- **EXERCISE GOAL**: Copy out the entries exactly, from the line containing "y-tick-label: 30 bbox=[64, 313, 80, 329]" down through the line containing "curve-5 bbox=[83, 89, 421, 251]", both ends included.
------------------------------
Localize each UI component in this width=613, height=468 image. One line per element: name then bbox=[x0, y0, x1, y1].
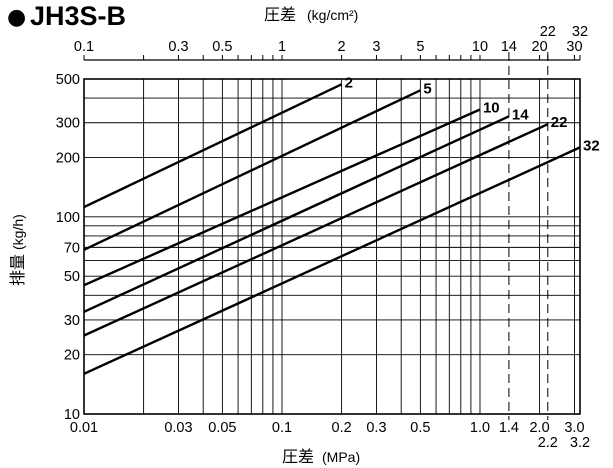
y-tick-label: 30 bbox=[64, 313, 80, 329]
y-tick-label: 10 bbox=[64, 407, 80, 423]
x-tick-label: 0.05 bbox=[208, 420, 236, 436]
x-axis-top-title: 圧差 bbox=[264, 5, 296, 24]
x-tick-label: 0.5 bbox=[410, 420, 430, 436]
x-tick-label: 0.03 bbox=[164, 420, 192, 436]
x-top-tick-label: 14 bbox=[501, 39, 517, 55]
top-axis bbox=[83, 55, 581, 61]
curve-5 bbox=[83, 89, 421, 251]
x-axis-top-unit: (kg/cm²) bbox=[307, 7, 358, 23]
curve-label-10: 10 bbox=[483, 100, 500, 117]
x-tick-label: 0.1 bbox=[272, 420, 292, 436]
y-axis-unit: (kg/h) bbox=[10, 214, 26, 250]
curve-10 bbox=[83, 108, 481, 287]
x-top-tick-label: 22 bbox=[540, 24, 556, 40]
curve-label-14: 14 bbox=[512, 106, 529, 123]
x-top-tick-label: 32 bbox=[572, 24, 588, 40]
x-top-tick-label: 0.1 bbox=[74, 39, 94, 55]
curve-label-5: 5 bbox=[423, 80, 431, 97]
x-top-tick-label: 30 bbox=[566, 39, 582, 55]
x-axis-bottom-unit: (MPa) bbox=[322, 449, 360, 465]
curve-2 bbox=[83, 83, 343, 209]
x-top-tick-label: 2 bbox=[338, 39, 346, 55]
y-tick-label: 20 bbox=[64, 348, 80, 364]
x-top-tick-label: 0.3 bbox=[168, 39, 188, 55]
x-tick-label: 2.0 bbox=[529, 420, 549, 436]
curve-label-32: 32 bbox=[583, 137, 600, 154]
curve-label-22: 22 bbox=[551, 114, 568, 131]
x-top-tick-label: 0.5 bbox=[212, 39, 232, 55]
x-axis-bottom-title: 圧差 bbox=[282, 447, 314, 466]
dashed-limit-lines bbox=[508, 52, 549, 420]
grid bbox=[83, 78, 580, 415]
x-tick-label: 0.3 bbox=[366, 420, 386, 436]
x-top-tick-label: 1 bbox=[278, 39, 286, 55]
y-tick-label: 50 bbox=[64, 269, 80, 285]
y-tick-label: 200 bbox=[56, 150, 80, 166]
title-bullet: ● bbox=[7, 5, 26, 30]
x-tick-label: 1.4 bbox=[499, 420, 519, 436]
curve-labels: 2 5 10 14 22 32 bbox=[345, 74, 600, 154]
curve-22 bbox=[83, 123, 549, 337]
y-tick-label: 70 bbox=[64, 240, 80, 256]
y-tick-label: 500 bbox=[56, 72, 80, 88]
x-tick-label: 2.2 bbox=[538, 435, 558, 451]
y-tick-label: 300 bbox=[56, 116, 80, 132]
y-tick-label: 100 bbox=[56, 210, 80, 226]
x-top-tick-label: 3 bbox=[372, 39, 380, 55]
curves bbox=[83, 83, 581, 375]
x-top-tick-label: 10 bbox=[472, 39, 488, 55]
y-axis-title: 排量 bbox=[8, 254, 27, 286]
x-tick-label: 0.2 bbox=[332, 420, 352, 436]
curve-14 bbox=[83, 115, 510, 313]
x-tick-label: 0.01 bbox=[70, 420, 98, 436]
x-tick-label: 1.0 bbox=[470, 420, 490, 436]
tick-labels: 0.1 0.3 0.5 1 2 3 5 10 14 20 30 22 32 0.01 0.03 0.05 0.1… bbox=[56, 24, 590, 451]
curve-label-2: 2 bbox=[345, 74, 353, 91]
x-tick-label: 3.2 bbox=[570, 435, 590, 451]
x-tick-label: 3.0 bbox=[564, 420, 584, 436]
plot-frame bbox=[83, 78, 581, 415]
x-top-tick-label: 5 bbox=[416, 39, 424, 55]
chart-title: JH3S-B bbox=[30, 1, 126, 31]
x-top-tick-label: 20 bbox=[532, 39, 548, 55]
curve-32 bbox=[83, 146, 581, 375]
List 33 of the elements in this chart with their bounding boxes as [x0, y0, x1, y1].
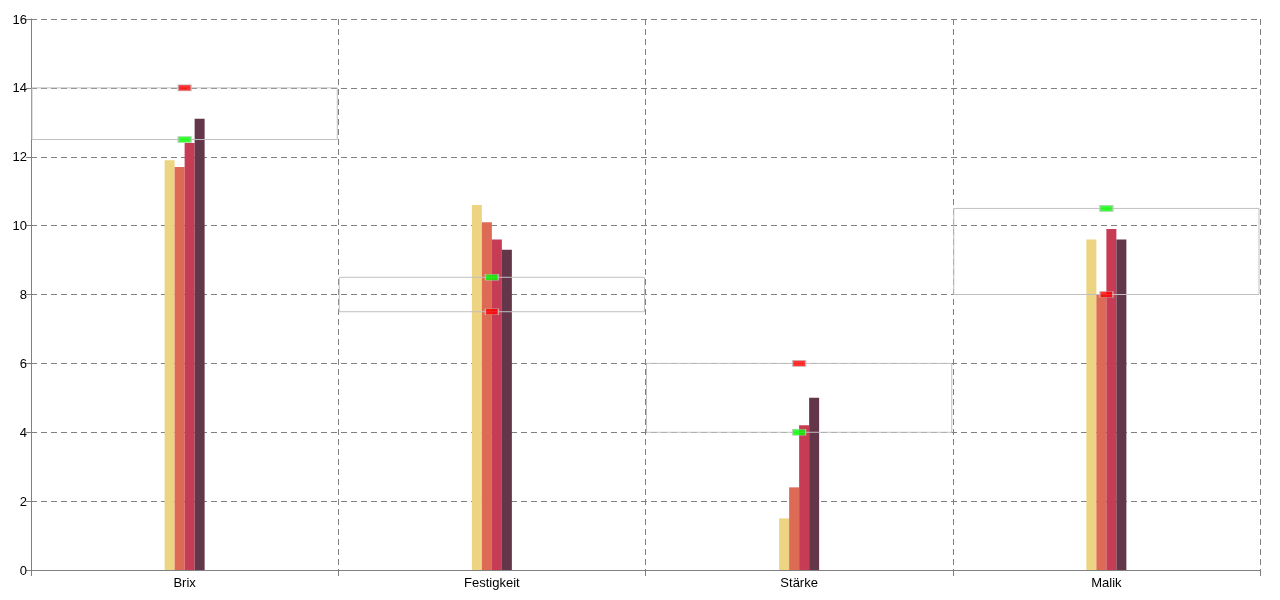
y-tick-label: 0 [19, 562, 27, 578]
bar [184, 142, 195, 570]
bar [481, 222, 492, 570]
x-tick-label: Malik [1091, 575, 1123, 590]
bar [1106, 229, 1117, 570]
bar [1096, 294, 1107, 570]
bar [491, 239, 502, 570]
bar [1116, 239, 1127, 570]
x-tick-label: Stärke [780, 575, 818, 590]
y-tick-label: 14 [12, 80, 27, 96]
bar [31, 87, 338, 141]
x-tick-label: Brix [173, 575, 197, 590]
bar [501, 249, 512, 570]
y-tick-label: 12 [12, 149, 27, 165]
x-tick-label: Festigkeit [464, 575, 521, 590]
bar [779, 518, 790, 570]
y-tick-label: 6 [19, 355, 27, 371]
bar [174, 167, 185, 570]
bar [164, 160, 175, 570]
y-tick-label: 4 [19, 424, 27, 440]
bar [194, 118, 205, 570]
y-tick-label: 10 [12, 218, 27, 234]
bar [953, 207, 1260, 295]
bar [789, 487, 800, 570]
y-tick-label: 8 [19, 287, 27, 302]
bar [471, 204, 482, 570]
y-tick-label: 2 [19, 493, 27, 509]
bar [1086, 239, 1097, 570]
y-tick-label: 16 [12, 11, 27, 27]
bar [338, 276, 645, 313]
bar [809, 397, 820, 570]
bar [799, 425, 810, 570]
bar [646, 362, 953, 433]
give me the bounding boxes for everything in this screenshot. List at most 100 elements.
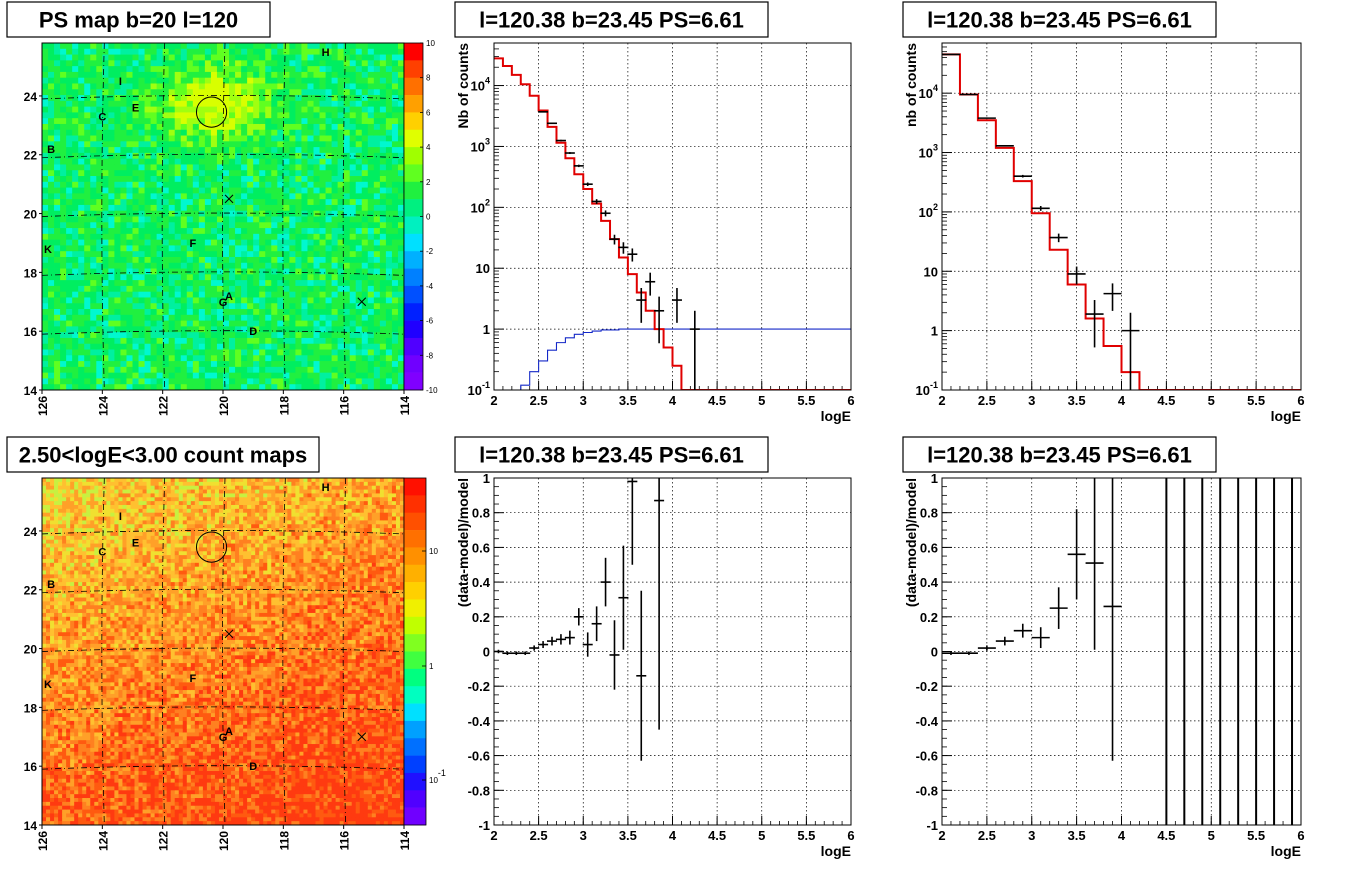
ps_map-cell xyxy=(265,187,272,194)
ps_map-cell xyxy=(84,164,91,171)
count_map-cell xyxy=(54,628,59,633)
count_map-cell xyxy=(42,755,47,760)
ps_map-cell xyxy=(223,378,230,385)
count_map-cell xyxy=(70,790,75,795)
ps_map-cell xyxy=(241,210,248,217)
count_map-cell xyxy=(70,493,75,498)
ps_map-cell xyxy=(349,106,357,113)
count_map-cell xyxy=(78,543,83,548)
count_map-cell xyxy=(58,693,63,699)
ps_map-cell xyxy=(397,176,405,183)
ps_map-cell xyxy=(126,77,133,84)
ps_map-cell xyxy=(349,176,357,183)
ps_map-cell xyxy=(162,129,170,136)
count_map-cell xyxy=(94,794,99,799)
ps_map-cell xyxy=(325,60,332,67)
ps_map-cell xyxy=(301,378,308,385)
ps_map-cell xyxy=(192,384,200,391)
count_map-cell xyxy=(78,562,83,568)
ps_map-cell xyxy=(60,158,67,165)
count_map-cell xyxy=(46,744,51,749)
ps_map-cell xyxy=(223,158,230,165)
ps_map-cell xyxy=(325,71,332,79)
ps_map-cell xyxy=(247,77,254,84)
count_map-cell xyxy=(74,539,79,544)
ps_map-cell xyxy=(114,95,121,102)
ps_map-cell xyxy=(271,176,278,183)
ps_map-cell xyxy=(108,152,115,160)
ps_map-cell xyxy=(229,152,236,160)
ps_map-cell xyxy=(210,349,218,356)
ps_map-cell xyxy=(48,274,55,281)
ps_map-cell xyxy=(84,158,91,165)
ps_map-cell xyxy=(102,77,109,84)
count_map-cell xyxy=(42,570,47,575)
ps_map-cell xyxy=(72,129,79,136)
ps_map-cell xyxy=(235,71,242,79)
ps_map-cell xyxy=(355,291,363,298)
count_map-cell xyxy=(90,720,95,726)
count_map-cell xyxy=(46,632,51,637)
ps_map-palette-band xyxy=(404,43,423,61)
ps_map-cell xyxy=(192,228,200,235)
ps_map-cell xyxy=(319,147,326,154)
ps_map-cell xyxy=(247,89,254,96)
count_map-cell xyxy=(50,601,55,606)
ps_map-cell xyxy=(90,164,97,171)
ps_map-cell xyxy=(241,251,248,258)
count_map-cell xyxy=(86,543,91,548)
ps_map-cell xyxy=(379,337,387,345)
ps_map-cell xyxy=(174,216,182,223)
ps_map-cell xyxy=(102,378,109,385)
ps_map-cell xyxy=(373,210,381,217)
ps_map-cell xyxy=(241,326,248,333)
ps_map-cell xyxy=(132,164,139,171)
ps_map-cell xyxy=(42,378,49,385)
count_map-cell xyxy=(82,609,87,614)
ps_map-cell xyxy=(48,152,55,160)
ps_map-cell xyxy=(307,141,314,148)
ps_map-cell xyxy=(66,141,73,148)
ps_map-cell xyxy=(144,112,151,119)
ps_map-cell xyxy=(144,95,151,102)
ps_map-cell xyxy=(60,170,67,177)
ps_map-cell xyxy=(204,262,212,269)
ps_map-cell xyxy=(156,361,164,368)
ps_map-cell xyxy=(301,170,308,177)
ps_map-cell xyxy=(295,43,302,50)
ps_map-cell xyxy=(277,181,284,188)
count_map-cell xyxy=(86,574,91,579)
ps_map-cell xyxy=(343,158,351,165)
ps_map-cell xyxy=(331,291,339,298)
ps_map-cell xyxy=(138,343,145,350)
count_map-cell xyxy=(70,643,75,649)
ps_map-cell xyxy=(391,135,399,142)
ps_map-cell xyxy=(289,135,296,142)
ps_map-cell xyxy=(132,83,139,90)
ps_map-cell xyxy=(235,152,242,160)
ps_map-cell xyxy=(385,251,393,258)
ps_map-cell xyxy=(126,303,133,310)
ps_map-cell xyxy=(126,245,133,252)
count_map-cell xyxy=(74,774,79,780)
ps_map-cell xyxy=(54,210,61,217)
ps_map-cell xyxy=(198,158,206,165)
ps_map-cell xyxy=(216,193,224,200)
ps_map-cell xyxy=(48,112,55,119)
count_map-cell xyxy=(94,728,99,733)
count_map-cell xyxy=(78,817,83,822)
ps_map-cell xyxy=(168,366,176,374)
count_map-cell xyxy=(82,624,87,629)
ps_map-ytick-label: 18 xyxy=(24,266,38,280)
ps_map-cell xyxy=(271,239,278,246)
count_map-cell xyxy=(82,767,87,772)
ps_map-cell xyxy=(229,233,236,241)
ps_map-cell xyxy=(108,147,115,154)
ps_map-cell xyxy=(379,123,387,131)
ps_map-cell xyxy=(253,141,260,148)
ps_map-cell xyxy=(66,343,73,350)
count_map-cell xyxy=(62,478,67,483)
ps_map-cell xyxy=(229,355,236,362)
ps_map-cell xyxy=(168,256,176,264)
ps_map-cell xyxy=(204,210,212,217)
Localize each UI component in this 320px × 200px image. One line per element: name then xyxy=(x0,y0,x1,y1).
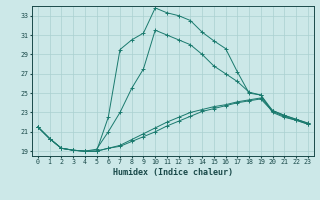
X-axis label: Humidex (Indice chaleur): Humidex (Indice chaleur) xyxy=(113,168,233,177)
------------------------------
- **RESULT**:
y-tick-label: 30 bbox=[64, 313, 80, 329]
y-tick-label: 10 bbox=[64, 407, 80, 423]
x-tick-label: 0.05 bbox=[208, 420, 236, 436]
x-axis-top-title: 圧差 bbox=[264, 5, 296, 24]
x-tick-label: 0.5 bbox=[410, 420, 430, 436]
x-tick-label: 0.03 bbox=[164, 420, 192, 436]
x-top-tick-label: 14 bbox=[501, 39, 517, 55]
top-axis bbox=[83, 55, 581, 61]
curve-5 bbox=[83, 89, 421, 251]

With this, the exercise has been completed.